**Short task:**
Determine how many lines of the data below contain "digunakan", then give only that number.

::: Record extracts

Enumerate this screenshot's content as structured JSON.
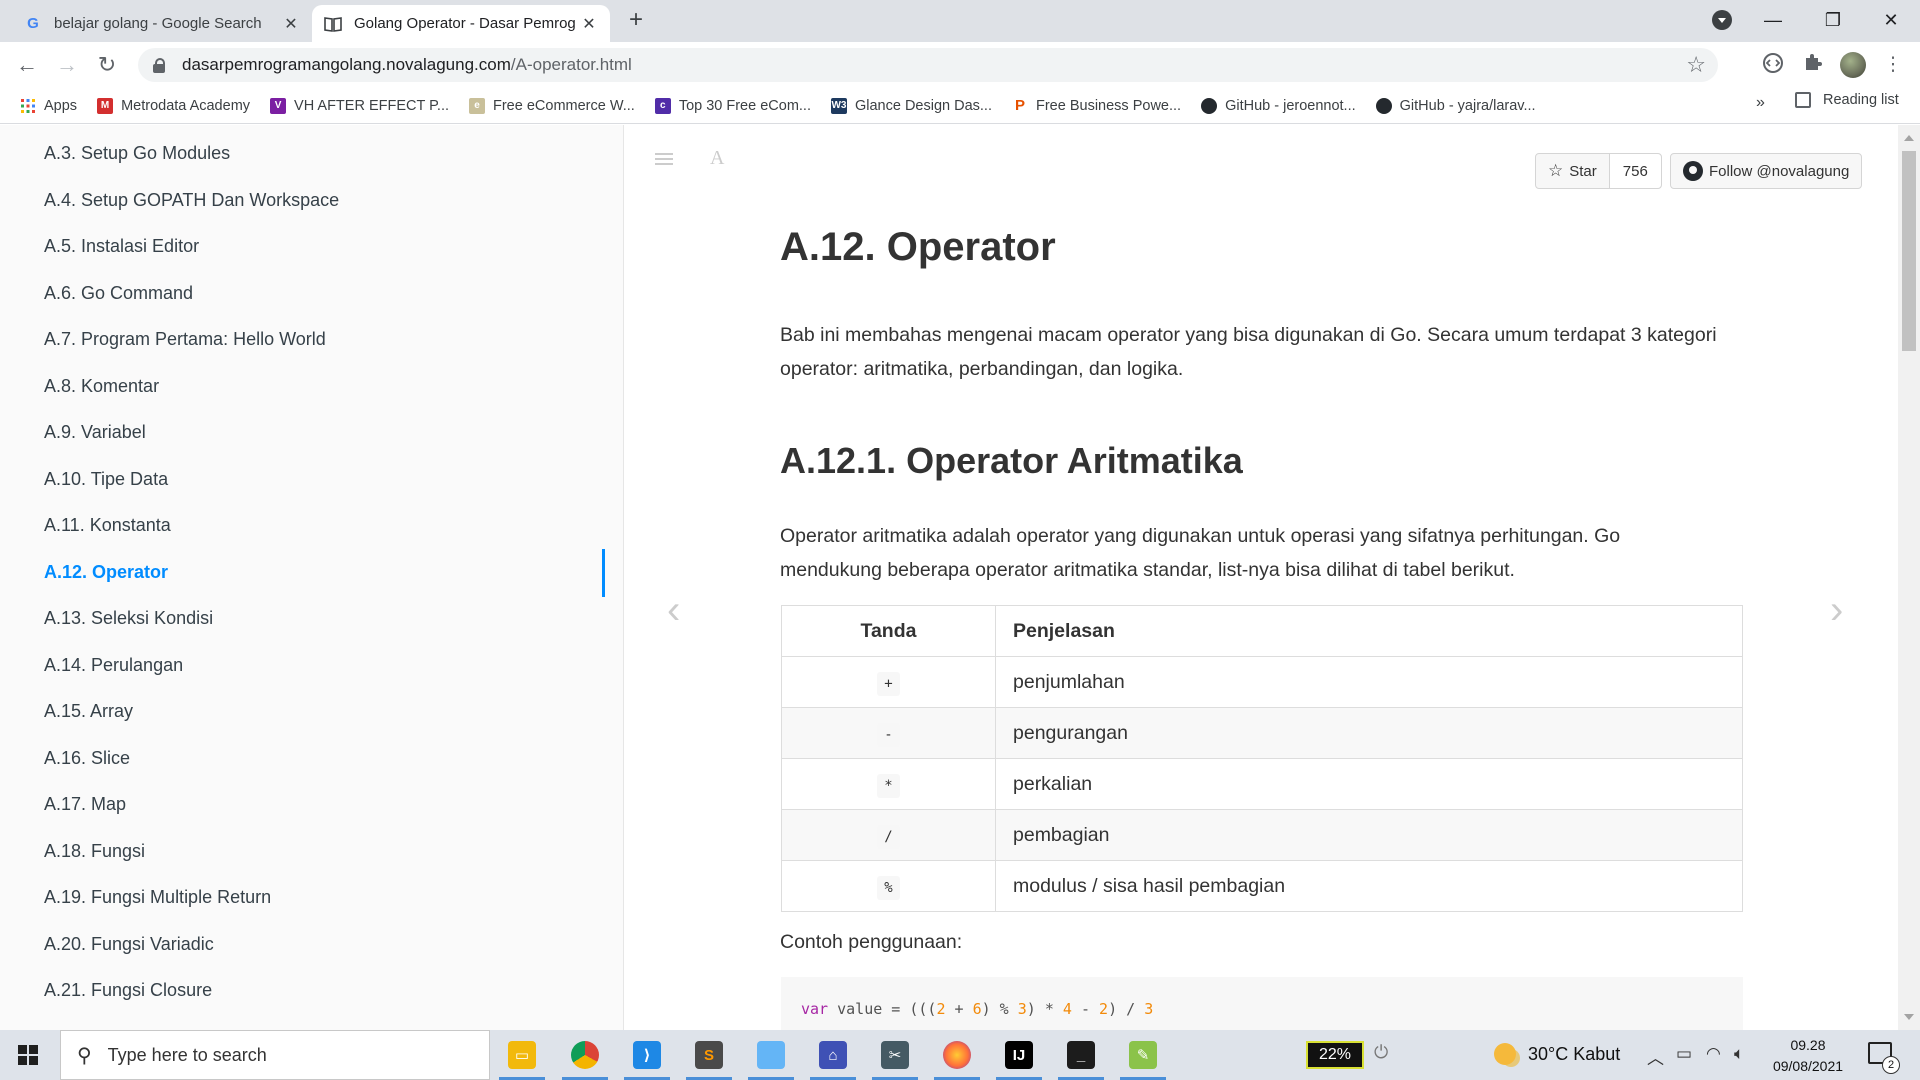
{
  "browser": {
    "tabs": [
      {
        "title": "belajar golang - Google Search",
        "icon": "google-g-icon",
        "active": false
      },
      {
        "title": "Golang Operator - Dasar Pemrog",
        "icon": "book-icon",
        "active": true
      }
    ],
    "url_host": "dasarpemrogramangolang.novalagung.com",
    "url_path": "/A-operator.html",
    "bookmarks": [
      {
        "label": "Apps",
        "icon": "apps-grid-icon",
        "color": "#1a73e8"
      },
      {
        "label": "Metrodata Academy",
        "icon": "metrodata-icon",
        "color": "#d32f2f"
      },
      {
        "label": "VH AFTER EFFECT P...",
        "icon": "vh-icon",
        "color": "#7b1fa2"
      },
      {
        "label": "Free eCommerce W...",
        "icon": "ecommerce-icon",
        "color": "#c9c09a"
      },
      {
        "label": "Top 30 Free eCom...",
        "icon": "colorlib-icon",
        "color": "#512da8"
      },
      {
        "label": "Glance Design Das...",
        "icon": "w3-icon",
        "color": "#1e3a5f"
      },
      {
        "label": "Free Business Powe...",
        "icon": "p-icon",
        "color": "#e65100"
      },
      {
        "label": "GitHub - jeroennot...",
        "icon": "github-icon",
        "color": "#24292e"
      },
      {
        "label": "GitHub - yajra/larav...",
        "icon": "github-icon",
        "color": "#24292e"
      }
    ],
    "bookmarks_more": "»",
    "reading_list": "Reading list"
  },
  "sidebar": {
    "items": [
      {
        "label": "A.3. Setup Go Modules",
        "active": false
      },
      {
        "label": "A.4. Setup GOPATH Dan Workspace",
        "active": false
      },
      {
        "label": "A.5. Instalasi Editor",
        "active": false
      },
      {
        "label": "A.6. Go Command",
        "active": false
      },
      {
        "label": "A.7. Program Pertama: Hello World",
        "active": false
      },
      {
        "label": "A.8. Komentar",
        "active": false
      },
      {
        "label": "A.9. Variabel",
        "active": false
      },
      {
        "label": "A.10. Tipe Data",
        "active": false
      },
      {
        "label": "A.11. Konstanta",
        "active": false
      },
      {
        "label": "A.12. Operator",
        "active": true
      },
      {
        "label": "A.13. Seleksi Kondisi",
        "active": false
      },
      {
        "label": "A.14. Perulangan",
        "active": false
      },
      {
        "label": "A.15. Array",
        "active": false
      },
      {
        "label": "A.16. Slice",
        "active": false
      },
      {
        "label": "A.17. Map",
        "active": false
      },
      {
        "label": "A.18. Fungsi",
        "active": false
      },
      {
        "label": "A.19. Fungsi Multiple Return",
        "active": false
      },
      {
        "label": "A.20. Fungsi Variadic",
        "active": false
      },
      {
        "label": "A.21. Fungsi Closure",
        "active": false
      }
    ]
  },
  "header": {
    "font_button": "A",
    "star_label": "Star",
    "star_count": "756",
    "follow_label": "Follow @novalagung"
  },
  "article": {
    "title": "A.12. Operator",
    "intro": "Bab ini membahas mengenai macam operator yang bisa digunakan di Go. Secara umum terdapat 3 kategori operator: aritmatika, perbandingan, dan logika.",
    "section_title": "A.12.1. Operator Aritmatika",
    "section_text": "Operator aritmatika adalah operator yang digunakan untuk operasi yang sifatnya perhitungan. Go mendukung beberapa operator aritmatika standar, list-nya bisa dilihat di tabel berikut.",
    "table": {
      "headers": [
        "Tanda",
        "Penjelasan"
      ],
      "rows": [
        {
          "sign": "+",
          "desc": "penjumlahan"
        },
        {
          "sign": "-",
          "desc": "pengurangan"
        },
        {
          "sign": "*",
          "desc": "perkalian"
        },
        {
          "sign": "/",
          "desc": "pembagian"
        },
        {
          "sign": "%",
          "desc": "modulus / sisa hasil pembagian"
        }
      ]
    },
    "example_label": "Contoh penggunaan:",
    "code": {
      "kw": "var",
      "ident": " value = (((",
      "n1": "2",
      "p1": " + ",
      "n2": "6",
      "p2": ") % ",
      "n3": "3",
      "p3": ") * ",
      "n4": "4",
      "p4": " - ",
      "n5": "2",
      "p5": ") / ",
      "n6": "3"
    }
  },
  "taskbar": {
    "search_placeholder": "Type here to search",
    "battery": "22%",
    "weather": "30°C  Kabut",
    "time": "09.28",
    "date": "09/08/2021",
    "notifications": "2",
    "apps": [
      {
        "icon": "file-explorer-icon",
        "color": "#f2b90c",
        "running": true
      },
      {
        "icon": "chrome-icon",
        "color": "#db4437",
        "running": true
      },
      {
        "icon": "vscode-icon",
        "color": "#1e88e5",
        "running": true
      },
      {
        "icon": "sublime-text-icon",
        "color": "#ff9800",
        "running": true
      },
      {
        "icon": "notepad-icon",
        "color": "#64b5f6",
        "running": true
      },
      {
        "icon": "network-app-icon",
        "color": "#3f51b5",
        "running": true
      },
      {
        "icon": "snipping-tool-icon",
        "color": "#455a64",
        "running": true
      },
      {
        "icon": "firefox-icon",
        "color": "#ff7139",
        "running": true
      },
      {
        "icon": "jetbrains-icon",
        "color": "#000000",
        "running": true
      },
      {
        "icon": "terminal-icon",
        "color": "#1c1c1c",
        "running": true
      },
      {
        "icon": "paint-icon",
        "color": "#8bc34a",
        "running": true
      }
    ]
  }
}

::::::
::: Record extracts

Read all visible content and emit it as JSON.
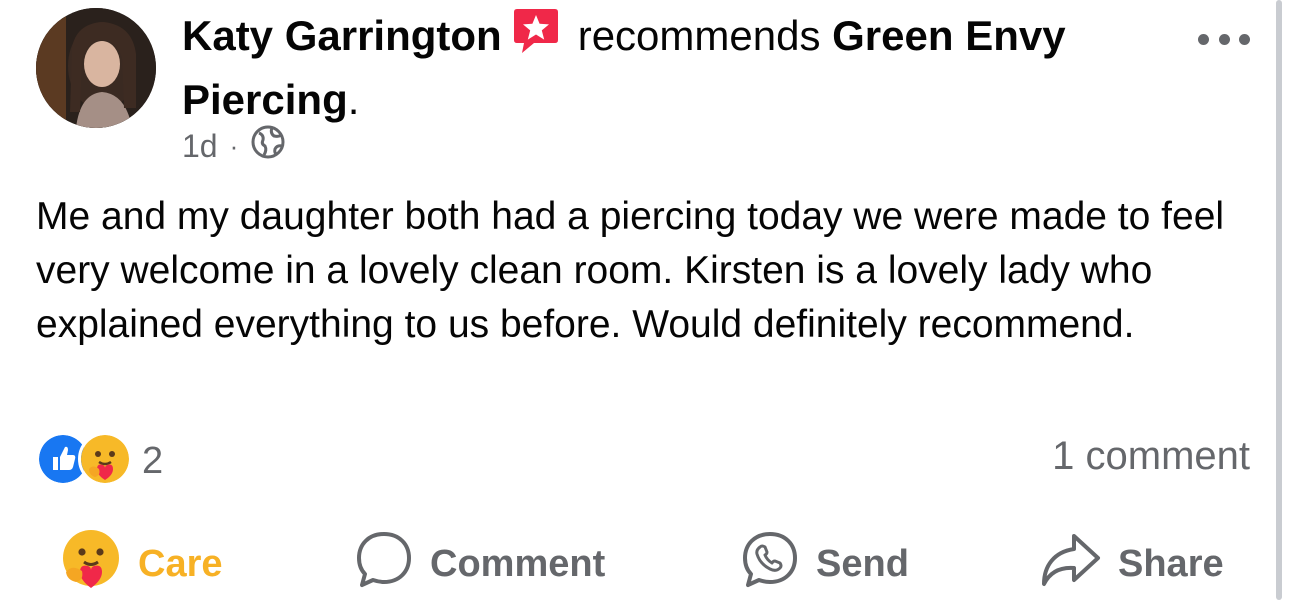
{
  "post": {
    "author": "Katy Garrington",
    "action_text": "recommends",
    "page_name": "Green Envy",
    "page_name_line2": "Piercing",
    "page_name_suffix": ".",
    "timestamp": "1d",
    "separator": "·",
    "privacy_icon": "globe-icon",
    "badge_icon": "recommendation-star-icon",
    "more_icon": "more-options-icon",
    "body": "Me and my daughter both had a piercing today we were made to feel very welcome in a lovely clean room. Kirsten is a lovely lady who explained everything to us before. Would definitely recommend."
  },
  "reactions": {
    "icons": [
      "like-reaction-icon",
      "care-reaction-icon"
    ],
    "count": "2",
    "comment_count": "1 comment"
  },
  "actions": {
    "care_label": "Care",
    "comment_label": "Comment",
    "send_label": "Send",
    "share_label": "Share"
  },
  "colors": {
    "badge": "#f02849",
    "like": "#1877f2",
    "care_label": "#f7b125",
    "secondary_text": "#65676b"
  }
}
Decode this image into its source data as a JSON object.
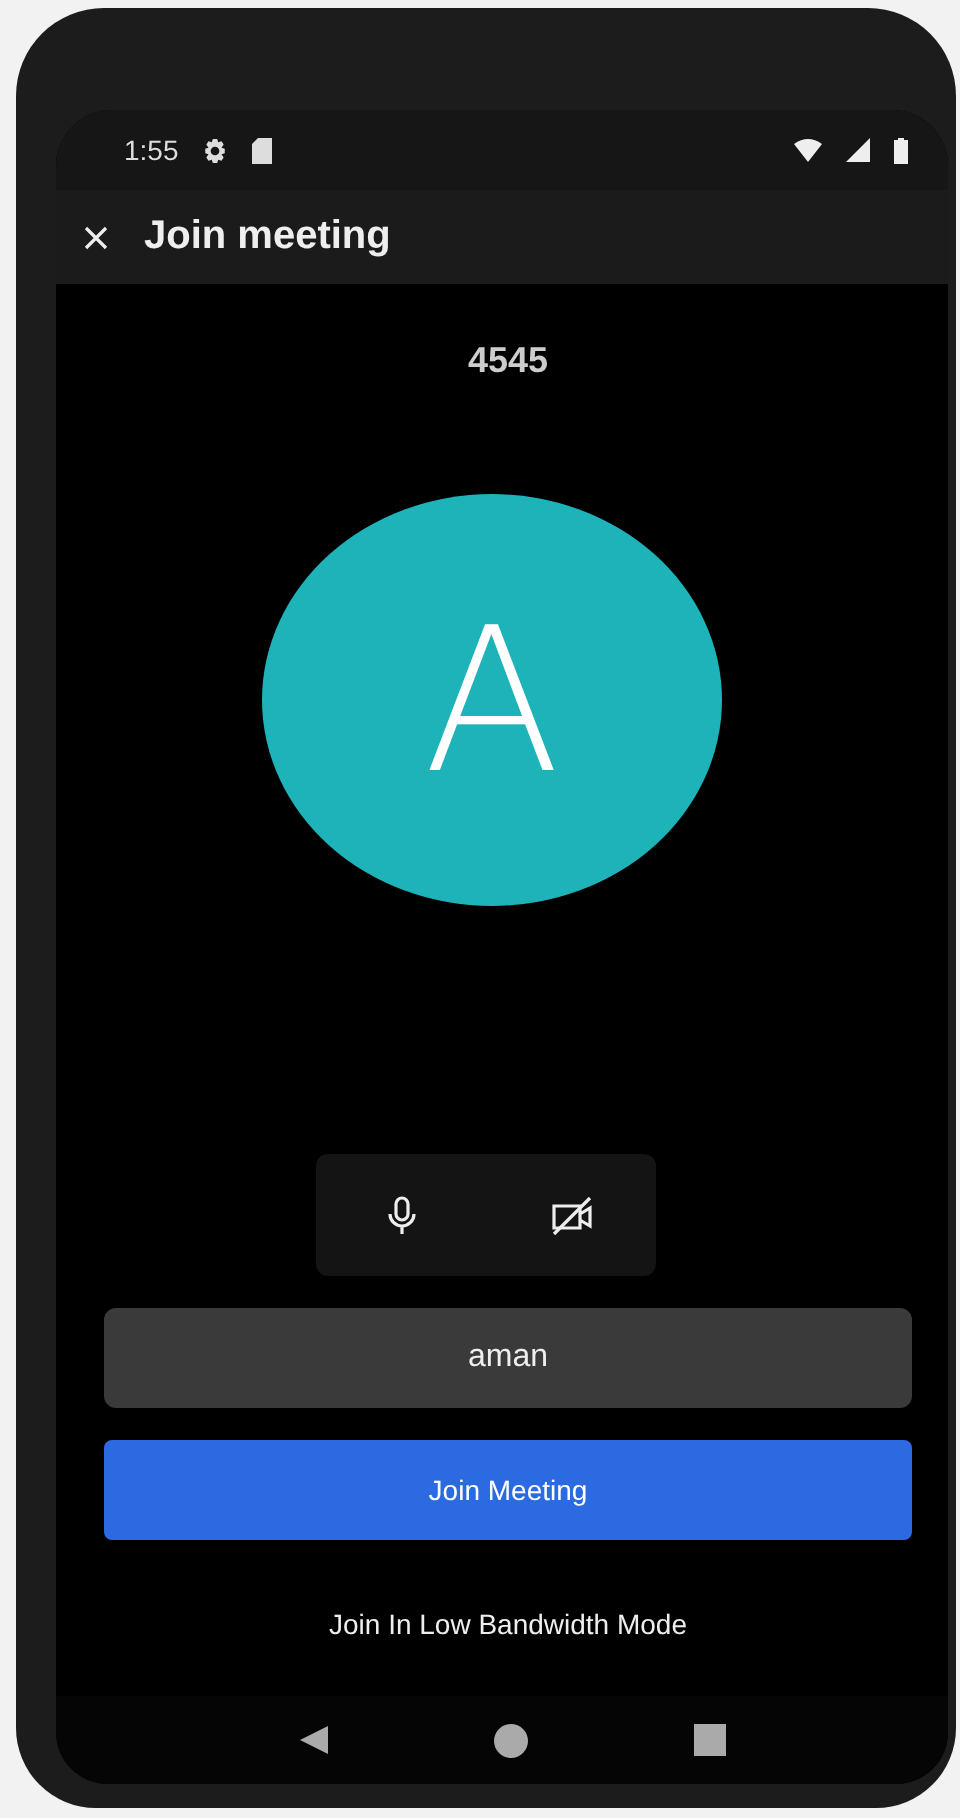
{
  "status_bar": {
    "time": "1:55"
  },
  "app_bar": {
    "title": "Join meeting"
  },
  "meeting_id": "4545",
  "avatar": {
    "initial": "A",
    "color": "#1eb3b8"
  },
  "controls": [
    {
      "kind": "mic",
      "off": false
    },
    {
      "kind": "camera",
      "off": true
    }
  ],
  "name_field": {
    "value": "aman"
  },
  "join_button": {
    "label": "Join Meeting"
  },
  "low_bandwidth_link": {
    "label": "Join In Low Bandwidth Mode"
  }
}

::::::

**Finished exercise:**
2